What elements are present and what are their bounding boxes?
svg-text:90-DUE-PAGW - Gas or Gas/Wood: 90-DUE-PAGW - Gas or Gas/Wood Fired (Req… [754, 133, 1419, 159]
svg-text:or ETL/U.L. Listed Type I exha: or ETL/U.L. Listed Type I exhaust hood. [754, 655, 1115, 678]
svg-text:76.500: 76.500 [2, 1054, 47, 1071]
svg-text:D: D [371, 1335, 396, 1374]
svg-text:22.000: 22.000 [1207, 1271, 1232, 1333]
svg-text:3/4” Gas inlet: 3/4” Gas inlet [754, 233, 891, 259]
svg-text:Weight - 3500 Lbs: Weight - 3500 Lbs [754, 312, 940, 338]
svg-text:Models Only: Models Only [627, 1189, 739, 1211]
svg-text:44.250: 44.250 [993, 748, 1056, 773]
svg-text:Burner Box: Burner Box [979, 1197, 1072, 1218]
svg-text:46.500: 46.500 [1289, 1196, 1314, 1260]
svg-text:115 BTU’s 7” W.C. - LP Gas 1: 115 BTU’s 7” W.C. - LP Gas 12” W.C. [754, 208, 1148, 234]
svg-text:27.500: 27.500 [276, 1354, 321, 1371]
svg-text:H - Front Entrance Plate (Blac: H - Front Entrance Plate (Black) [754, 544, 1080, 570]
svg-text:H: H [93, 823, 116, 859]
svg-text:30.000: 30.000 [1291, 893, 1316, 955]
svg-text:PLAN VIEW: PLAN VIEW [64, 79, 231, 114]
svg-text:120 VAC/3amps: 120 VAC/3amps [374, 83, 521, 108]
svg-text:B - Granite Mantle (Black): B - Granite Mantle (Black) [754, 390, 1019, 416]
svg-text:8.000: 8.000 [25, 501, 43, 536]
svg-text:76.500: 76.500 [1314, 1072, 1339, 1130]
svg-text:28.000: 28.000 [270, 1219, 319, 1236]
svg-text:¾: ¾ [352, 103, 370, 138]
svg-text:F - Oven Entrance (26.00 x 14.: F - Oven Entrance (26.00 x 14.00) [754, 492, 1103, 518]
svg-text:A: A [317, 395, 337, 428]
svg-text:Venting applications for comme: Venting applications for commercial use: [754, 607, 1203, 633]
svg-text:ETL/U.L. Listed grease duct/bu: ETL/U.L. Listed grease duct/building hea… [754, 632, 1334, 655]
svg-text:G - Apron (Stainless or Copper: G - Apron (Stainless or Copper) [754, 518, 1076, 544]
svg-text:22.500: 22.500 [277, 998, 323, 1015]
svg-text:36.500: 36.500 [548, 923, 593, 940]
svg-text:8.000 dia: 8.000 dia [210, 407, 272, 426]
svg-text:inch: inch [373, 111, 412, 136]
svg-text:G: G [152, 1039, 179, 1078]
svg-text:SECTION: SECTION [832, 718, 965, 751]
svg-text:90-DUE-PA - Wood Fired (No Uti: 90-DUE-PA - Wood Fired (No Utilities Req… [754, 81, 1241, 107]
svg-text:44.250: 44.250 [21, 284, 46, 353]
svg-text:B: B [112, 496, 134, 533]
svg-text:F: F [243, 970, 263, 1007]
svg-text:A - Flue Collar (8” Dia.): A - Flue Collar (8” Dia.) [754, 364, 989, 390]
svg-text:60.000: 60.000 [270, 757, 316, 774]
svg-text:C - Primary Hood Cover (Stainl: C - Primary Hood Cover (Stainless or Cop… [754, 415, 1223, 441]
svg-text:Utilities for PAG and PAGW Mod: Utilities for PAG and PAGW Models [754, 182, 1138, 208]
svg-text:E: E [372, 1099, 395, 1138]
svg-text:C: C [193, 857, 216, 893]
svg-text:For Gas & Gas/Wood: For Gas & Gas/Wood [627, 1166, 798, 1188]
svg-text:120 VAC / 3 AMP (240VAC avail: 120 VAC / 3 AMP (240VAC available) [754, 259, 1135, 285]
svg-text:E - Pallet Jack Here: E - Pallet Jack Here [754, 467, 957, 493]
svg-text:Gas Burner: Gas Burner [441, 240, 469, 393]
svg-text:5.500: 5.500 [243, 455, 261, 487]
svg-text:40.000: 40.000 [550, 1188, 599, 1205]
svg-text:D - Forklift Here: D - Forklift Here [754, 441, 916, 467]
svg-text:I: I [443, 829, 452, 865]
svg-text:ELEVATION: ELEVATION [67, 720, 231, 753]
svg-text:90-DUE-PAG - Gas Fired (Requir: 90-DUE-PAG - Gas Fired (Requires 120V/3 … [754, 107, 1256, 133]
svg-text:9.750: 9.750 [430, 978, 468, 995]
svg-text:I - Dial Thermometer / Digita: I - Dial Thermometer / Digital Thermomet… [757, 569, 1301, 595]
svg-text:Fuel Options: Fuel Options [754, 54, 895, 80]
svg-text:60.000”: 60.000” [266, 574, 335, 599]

------------------------------

# Task instructions
Put every line of the entries above into a numbered list, leaving out any blank lines.

# Solved exercise
1. What elements are present and what are their bounding boxes?
2. svg-text:90-DUE-PAGW - Gas or Gas/Wood: 90-DUE-PAGW - Gas or Gas/Wood Fired (Req… [754, 133, 1419, 159]
3. svg-text:or ETL/U.L. Listed Type I exha: or ETL/U.L. Listed Type I exhaust hood. [754, 655, 1115, 678]
4. svg-text:76.500: 76.500 [2, 1054, 47, 1071]
5. svg-text:D: D [371, 1335, 396, 1374]
6. svg-text:22.000: 22.000 [1207, 1271, 1232, 1333]
7. svg-text:3/4” Gas inlet: 3/4” Gas inlet [754, 233, 891, 259]
8. svg-text:Weight - 3500 Lbs: Weight - 3500 Lbs [754, 312, 940, 338]
9. svg-text:Models Only: Models Only [627, 1189, 739, 1211]
10. svg-text:44.250: 44.250 [993, 748, 1056, 773]
11. svg-text:Burner Box: Burner Box [979, 1197, 1072, 1218]
12. svg-text:46.500: 46.500 [1289, 1196, 1314, 1260]
13. svg-text:115 BTU’s 7” W.C. - LP Gas 1: 115 BTU’s 7” W.C. - LP Gas 12” W.C. [754, 208, 1148, 234]
14. svg-text:27.500: 27.500 [276, 1354, 321, 1371]
15. svg-text:H - Front Entrance Plate (Blac: H - Front Entrance Plate (Black) [754, 544, 1080, 570]
16. svg-text:H: H [93, 823, 116, 859]
17. svg-text:30.000: 30.000 [1291, 893, 1316, 955]
18. svg-text:PLAN VIEW: PLAN VIEW [64, 79, 231, 114]
19. svg-text:120 VAC/3amps: 120 VAC/3amps [374, 83, 521, 108]
20. svg-text:B - Granite Mantle (Black): B - Granite Mantle (Black) [754, 390, 1019, 416]
21. svg-text:8.000: 8.000 [25, 501, 43, 536]
22. svg-text:76.500: 76.500 [1314, 1072, 1339, 1130]
23. svg-text:28.000: 28.000 [270, 1219, 319, 1236]
24. svg-text:¾: ¾ [352, 103, 370, 138]
25. svg-text:F - Oven Entrance (26.00 x 14.: F - Oven Entrance (26.00 x 14.00) [754, 492, 1103, 518]
26. svg-text:A: A [317, 395, 337, 428]
27. svg-text:Venting applications for comme: Venting applications for commercial use: [754, 607, 1203, 633]
28. svg-text:ETL/U.L. Listed grease duct/bu: ETL/U.L. Listed grease duct/building hea… [754, 632, 1334, 655]
29. svg-text:G - Apron (Stainless or Copper: G - Apron (Stainless or Copper) [754, 518, 1076, 544]
30. svg-text:22.500: 22.500 [277, 998, 323, 1015]
31. svg-text:36.500: 36.500 [548, 923, 593, 940]
32. svg-text:8.000 dia: 8.000 dia [210, 407, 272, 426]
33. svg-text:inch: inch [373, 111, 412, 136]
34. svg-text:G: G [152, 1039, 179, 1078]
35. svg-text:SECTION: SECTION [832, 718, 965, 751]
36. svg-text:90-DUE-PA - Wood Fired (No Uti: 90-DUE-PA - Wood Fired (No Utilities Req… [754, 81, 1241, 107]
37. svg-text:44.250: 44.250 [21, 284, 46, 353]
38. svg-text:B: B [112, 496, 134, 533]
39. svg-text:F: F [243, 970, 263, 1007]
40. svg-text:A - Flue Collar (8” Dia.): A - Flue Collar (8” Dia.) [754, 364, 989, 390]
41. svg-text:60.000: 60.000 [270, 757, 316, 774]
42. svg-text:C - Primary Hood Cover (Stainl: C - Primary Hood Cover (Stainless or Cop… [754, 415, 1223, 441]
43. svg-text:Utilities for PAG and PAGW Mod: Utilities for PAG and PAGW Models [754, 182, 1138, 208]
44. svg-text:E: E [372, 1099, 395, 1138]
45. svg-text:C: C [193, 857, 216, 893]
46. svg-text:For Gas & Gas/Wood: For Gas & Gas/Wood [627, 1166, 798, 1188]
47. svg-text:120 VAC / 3 AMP (240VAC avail: 120 VAC / 3 AMP (240VAC available) [754, 259, 1135, 285]
48. svg-text:E - Pallet Jack Here: E - Pallet Jack Here [754, 467, 957, 493]
49. svg-text:Gas Burner: Gas Burner [441, 240, 469, 393]
50. svg-text:5.500: 5.500 [243, 455, 261, 487]
51. svg-text:40.000: 40.000 [550, 1188, 599, 1205]
52. svg-text:D - Forklift Here: D - Forklift Here [754, 441, 916, 467]
53. svg-text:I: I [443, 829, 452, 865]
54. svg-text:ELEVATION: ELEVATION [67, 720, 231, 753]
55. svg-text:90-DUE-PAG - Gas Fired (Requir: 90-DUE-PAG - Gas Fired (Requires 120V/3 … [754, 107, 1256, 133]
56. svg-text:9.750: 9.750 [430, 978, 468, 995]
57. svg-text:I - Dial Thermometer / Digita: I - Dial Thermometer / Digital Thermomet… [757, 569, 1301, 595]
58. svg-text:Fuel Options: Fuel Options [754, 54, 895, 80]
59. svg-text:60.000”: 60.000” [266, 574, 335, 599]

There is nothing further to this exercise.